**Dataset items**.

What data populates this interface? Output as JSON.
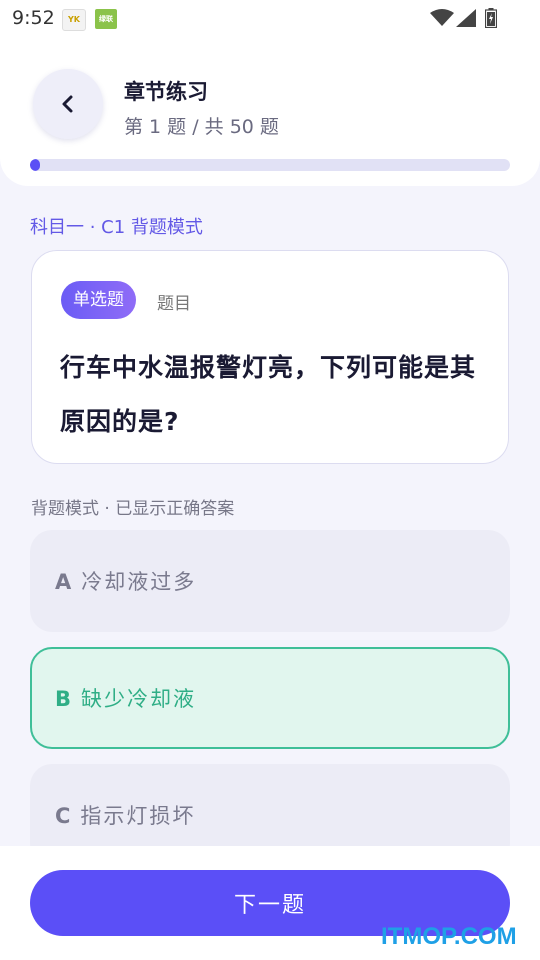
{
  "status_bar": {
    "time": "9:52",
    "app1_label": "YK",
    "app2_label": "绿联"
  },
  "header": {
    "title": "章节练习",
    "subtitle": "第 1 题 / 共 50 题",
    "progress_fraction": 0.02
  },
  "mode_label": "科目一 · C1 背题模式",
  "question": {
    "badge": "单选题",
    "badge_aside": "题目",
    "text": "行车中水温报警灯亮，下列可能是其原因的是?"
  },
  "hint": "背题模式 · 已显示正确答案",
  "options": [
    {
      "letter": "A",
      "text": "冷却液过多",
      "state": "normal"
    },
    {
      "letter": "B",
      "text": "缺少冷却液",
      "state": "correct"
    },
    {
      "letter": "C",
      "text": "指示灯损坏",
      "state": "normal"
    }
  ],
  "next_button_label": "下一题",
  "watermark": "ITMOP.COM",
  "colors": {
    "accent": "#5b4ff7",
    "correct": "#3fbf98",
    "correct_bg": "#e1f6ee"
  },
  "icons": {
    "back": "chevron-left-icon"
  }
}
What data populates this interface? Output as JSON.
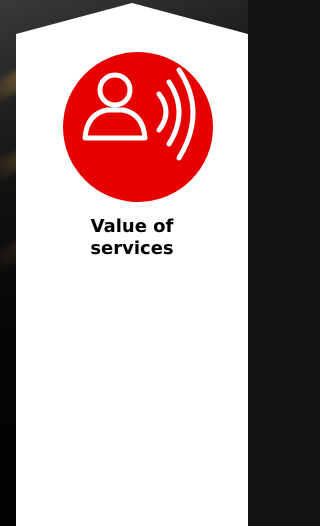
{
  "tile": {
    "icon": "person-soundwave-icon",
    "title_line1": "Value of",
    "title_line2": "services"
  },
  "colors": {
    "accent": "#e60000",
    "card": "#ffffff",
    "text": "#000000"
  }
}
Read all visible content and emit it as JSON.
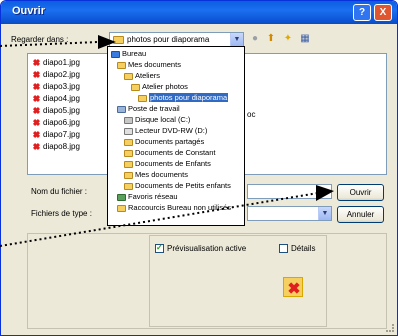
{
  "window": {
    "title": "Ouvrir",
    "help_label": "?",
    "close_label": "X"
  },
  "lookin": {
    "label": "Regarder dans :",
    "value": "photos pour diaporama"
  },
  "toolbar": {
    "icons": [
      "back-icon",
      "up-folder-icon",
      "new-folder-icon",
      "view-menu-icon"
    ]
  },
  "files": [
    "diapo1.jpg",
    "diapo2.jpg",
    "diapo3.jpg",
    "diapo4.jpg",
    "diapo5.jpg",
    "diapo6.jpg",
    "diapo7.jpg",
    "diapo8.jpg"
  ],
  "dropdown": {
    "items": [
      {
        "label": "Bureau",
        "icon": "desktop-icon"
      },
      {
        "label": "Mes documents",
        "icon": "documents-icon"
      },
      {
        "label": "Ateliers",
        "icon": "folder-icon"
      },
      {
        "label": "Atelier photos",
        "icon": "folder-icon"
      },
      {
        "label": "photos pour diaporama",
        "icon": "folder-open-icon",
        "selected": true
      },
      {
        "label": "Poste de travail",
        "icon": "computer-icon"
      },
      {
        "label": "Disque local (C:)",
        "icon": "disk-icon"
      },
      {
        "label": "Lecteur DVD-RW (D:)",
        "icon": "dvd-icon"
      },
      {
        "label": "Documents partagés",
        "icon": "folder-icon"
      },
      {
        "label": "Documents de Constant",
        "icon": "folder-icon"
      },
      {
        "label": "Documents de Enfants",
        "icon": "folder-icon"
      },
      {
        "label": "Mes documents",
        "icon": "folder-icon"
      },
      {
        "label": "Documents de Petits enfants",
        "icon": "folder-icon"
      },
      {
        "label": "Favoris réseau",
        "icon": "network-icon"
      },
      {
        "label": "Raccourcis Bureau non utilisés",
        "icon": "folder-icon"
      }
    ]
  },
  "partial_text": "oc",
  "form": {
    "name_label": "Nom du fichier :",
    "name_value": "",
    "type_label": "Fichiers de type :",
    "type_value": ""
  },
  "buttons": {
    "open": "Ouvrir",
    "cancel": "Annuler"
  },
  "preview": {
    "active_label": "Prévisualisation active",
    "active_checked": true,
    "details_label": "Détails",
    "details_checked": false
  }
}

**Aim**. All of the material above is to be copied exactly, except for its images.

**Expected answer**.
What data populates this interface? Output as JSON.
{
  "status_bar": {
    "time": "9:52",
    "app1_label": "YK",
    "app2_label": "绿联"
  },
  "header": {
    "title": "章节练习",
    "subtitle": "第 1 题 / 共 50 题",
    "progress_fraction": 0.02
  },
  "mode_label": "科目一 · C1 背题模式",
  "question": {
    "badge": "单选题",
    "badge_aside": "题目",
    "text": "行车中水温报警灯亮，下列可能是其原因的是?"
  },
  "hint": "背题模式 · 已显示正确答案",
  "options": [
    {
      "letter": "A",
      "text": "冷却液过多",
      "state": "normal"
    },
    {
      "letter": "B",
      "text": "缺少冷却液",
      "state": "correct"
    },
    {
      "letter": "C",
      "text": "指示灯损坏",
      "state": "normal"
    }
  ],
  "next_button_label": "下一题",
  "watermark": "ITMOP.COM",
  "colors": {
    "accent": "#5b4ff7",
    "correct": "#3fbf98",
    "correct_bg": "#e1f6ee"
  },
  "icons": {
    "back": "chevron-left-icon"
  }
}
What data populates this interface? Output as JSON.
{
  "tile": {
    "icon": "person-soundwave-icon",
    "title_line1": "Value of",
    "title_line2": "services"
  },
  "colors": {
    "accent": "#e60000",
    "card": "#ffffff",
    "text": "#000000"
  }
}
Read all visible content and emit it as JSON.
{
  "window": {
    "title": "Ouvrir",
    "help_label": "?",
    "close_label": "X"
  },
  "lookin": {
    "label": "Regarder dans :",
    "value": "photos pour diaporama"
  },
  "toolbar": {
    "icons": [
      "back-icon",
      "up-folder-icon",
      "new-folder-icon",
      "view-menu-icon"
    ]
  },
  "files": [
    "diapo1.jpg",
    "diapo2.jpg",
    "diapo3.jpg",
    "diapo4.jpg",
    "diapo5.jpg",
    "diapo6.jpg",
    "diapo7.jpg",
    "diapo8.jpg"
  ],
  "dropdown": {
    "items": [
      {
        "label": "Bureau",
        "icon": "desktop-icon"
      },
      {
        "label": "Mes documents",
        "icon": "documents-icon"
      },
      {
        "label": "Ateliers",
        "icon": "folder-icon"
      },
      {
        "label": "Atelier photos",
        "icon": "folder-icon"
      },
      {
        "label": "photos pour diaporama",
        "icon": "folder-open-icon",
        "selected": true
      },
      {
        "label": "Poste de travail",
        "icon": "computer-icon"
      },
      {
        "label": "Disque local (C:)",
        "icon": "disk-icon"
      },
      {
        "label": "Lecteur DVD-RW (D:)",
        "icon": "dvd-icon"
      },
      {
        "label": "Documents partagés",
        "icon": "folder-icon"
      },
      {
        "label": "Documents de Constant",
        "icon": "folder-icon"
      },
      {
        "label": "Documents de Enfants",
        "icon": "folder-icon"
      },
      {
        "label": "Mes documents",
        "icon": "folder-icon"
      },
      {
        "label": "Documents de Petits enfants",
        "icon": "folder-icon"
      },
      {
        "label": "Favoris réseau",
        "icon": "network-icon"
      },
      {
        "label": "Raccourcis Bureau non utilisés",
        "icon": "folder-icon"
      }
    ]
  },
  "partial_text": "oc",
  "form": {
    "name_label": "Nom du fichier :",
    "name_value": "",
    "type_label": "Fichiers de type :",
    "type_value": ""
  },
  "buttons": {
    "open": "Ouvrir",
    "cancel": "Annuler"
  },
  "preview": {
    "active_label": "Prévisualisation active",
    "active_checked": true,
    "details_label": "Détails",
    "details_checked": false
  }
}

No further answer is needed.